▶ [Task]
Retype each entry below exactly as it stands.

▶ [Rows from a figure dataset]
....

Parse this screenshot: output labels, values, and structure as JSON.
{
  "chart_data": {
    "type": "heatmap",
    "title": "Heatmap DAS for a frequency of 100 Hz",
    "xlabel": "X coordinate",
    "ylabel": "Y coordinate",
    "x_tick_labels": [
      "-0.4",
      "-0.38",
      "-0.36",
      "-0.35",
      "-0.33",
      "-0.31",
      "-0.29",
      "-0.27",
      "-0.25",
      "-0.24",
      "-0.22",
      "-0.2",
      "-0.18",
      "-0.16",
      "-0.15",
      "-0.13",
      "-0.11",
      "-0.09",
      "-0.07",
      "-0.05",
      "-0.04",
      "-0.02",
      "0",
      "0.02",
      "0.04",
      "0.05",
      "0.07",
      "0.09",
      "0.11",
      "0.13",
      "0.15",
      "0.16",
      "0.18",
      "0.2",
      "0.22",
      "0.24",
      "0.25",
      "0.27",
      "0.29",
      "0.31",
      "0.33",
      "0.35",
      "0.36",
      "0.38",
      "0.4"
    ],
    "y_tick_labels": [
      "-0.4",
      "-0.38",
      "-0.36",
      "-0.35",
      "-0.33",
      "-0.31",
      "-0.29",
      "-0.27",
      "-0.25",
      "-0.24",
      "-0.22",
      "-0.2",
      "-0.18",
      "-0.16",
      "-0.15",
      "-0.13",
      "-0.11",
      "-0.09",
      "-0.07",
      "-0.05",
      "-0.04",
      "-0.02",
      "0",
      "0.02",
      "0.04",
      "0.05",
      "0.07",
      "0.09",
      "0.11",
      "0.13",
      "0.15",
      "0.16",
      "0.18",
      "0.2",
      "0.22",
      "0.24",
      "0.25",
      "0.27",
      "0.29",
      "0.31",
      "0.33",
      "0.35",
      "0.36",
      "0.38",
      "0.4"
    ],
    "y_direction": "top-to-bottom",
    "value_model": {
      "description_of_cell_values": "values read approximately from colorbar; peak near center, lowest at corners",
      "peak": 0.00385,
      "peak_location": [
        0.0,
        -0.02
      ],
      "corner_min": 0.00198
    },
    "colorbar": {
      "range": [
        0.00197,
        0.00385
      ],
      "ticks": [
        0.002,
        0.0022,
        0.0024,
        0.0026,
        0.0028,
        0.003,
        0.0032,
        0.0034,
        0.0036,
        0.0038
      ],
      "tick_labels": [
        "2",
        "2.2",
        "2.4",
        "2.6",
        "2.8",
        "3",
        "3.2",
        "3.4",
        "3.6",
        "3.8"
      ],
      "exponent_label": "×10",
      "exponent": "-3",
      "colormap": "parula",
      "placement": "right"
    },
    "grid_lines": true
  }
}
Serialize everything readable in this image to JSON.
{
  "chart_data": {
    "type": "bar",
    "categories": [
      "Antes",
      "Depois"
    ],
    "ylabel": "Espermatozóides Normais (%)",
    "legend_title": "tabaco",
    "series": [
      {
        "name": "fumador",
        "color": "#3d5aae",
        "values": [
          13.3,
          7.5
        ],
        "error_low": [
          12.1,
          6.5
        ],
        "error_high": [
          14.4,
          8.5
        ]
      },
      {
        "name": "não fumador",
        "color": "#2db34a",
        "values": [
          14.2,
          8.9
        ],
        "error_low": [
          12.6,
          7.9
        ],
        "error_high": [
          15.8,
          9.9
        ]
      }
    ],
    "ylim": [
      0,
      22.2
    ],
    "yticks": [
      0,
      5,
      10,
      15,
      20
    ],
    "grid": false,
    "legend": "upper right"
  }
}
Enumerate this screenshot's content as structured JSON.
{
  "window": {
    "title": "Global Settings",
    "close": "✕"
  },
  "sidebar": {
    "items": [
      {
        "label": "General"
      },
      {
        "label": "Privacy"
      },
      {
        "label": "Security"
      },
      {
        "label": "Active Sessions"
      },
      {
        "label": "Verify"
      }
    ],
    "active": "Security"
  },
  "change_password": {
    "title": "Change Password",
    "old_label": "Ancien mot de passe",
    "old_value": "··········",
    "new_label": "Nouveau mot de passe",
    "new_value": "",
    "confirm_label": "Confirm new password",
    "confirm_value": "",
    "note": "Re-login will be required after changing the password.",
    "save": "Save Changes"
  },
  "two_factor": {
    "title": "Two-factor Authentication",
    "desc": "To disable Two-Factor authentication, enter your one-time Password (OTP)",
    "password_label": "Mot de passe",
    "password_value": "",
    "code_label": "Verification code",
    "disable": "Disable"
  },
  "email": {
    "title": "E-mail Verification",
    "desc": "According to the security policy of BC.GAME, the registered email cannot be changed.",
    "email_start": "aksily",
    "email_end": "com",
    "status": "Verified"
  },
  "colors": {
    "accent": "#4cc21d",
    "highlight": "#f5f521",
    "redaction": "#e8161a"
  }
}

....

▶ [Output below]
Parse this screenshot: output labels, values, and structure as JSON.
{
  "chart_data": {
    "type": "heatmap",
    "title": "Heatmap DAS for a frequency of 100 Hz",
    "xlabel": "X coordinate",
    "ylabel": "Y coordinate",
    "x_tick_labels": [
      "-0.4",
      "-0.38",
      "-0.36",
      "-0.35",
      "-0.33",
      "-0.31",
      "-0.29",
      "-0.27",
      "-0.25",
      "-0.24",
      "-0.22",
      "-0.2",
      "-0.18",
      "-0.16",
      "-0.15",
      "-0.13",
      "-0.11",
      "-0.09",
      "-0.07",
      "-0.05",
      "-0.04",
      "-0.02",
      "0",
      "0.02",
      "0.04",
      "0.05",
      "0.07",
      "0.09",
      "0.11",
      "0.13",
      "0.15",
      "0.16",
      "0.18",
      "0.2",
      "0.22",
      "0.24",
      "0.25",
      "0.27",
      "0.29",
      "0.31",
      "0.33",
      "0.35",
      "0.36",
      "0.38",
      "0.4"
    ],
    "y_tick_labels": [
      "-0.4",
      "-0.38",
      "-0.36",
      "-0.35",
      "-0.33",
      "-0.31",
      "-0.29",
      "-0.27",
      "-0.25",
      "-0.24",
      "-0.22",
      "-0.2",
      "-0.18",
      "-0.16",
      "-0.15",
      "-0.13",
      "-0.11",
      "-0.09",
      "-0.07",
      "-0.05",
      "-0.04",
      "-0.02",
      "0",
      "0.02",
      "0.04",
      "0.05",
      "0.07",
      "0.09",
      "0.11",
      "0.13",
      "0.15",
      "0.16",
      "0.18",
      "0.2",
      "0.22",
      "0.24",
      "0.25",
      "0.27",
      "0.29",
      "0.31",
      "0.33",
      "0.35",
      "0.36",
      "0.38",
      "0.4"
    ],
    "y_direction": "top-to-bottom",
    "value_model": {
      "description_of_cell_values": "values read approximately from colorbar; peak near center, lowest at corners",
      "peak": 0.00385,
      "peak_location": [
        0.0,
        -0.02
      ],
      "corner_min": 0.00198
    },
    "colorbar": {
      "range": [
        0.00197,
        0.00385
      ],
      "ticks": [
        0.002,
        0.0022,
        0.0024,
        0.0026,
        0.0028,
        0.003,
        0.0032,
        0.0034,
        0.0036,
        0.0038
      ],
      "tick_labels": [
        "2",
        "2.2",
        "2.4",
        "2.6",
        "2.8",
        "3",
        "3.2",
        "3.4",
        "3.6",
        "3.8"
      ],
      "exponent_label": "×10",
      "exponent": "-3",
      "colormap": "parula",
      "placement": "right"
    },
    "grid_lines": true
  }
}
Serialize everything readable in this image to JSON.
{
  "chart_data": {
    "type": "bar",
    "categories": [
      "Antes",
      "Depois"
    ],
    "ylabel": "Espermatozóides Normais (%)",
    "legend_title": "tabaco",
    "series": [
      {
        "name": "fumador",
        "color": "#3d5aae",
        "values": [
          13.3,
          7.5
        ],
        "error_low": [
          12.1,
          6.5
        ],
        "error_high": [
          14.4,
          8.5
        ]
      },
      {
        "name": "não fumador",
        "color": "#2db34a",
        "values": [
          14.2,
          8.9
        ],
        "error_low": [
          12.6,
          7.9
        ],
        "error_high": [
          15.8,
          9.9
        ]
      }
    ],
    "ylim": [
      0,
      22.2
    ],
    "yticks": [
      0,
      5,
      10,
      15,
      20
    ],
    "grid": false,
    "legend": "upper right"
  }
}
Enumerate this screenshot's content as structured JSON.
{
  "window": {
    "title": "Global Settings",
    "close": "✕"
  },
  "sidebar": {
    "items": [
      {
        "label": "General"
      },
      {
        "label": "Privacy"
      },
      {
        "label": "Security"
      },
      {
        "label": "Active Sessions"
      },
      {
        "label": "Verify"
      }
    ],
    "active": "Security"
  },
  "change_password": {
    "title": "Change Password",
    "old_label": "Ancien mot de passe",
    "old_value": "··········",
    "new_label": "Nouveau mot de passe",
    "new_value": "",
    "confirm_label": "Confirm new password",
    "confirm_value": "",
    "note": "Re-login will be required after changing the password.",
    "save": "Save Changes"
  },
  "two_factor": {
    "title": "Two-factor Authentication",
    "desc": "To disable Two-Factor authentication, enter your one-time Password (OTP)",
    "password_label": "Mot de passe",
    "password_value": "",
    "code_label": "Verification code",
    "disable": "Disable"
  },
  "email": {
    "title": "E-mail Verification",
    "desc": "According to the security policy of BC.GAME, the registered email cannot be changed.",
    "email_start": "aksily",
    "email_end": "com",
    "status": "Verified"
  },
  "colors": {
    "accent": "#4cc21d",
    "highlight": "#f5f521",
    "redaction": "#e8161a"
  }
}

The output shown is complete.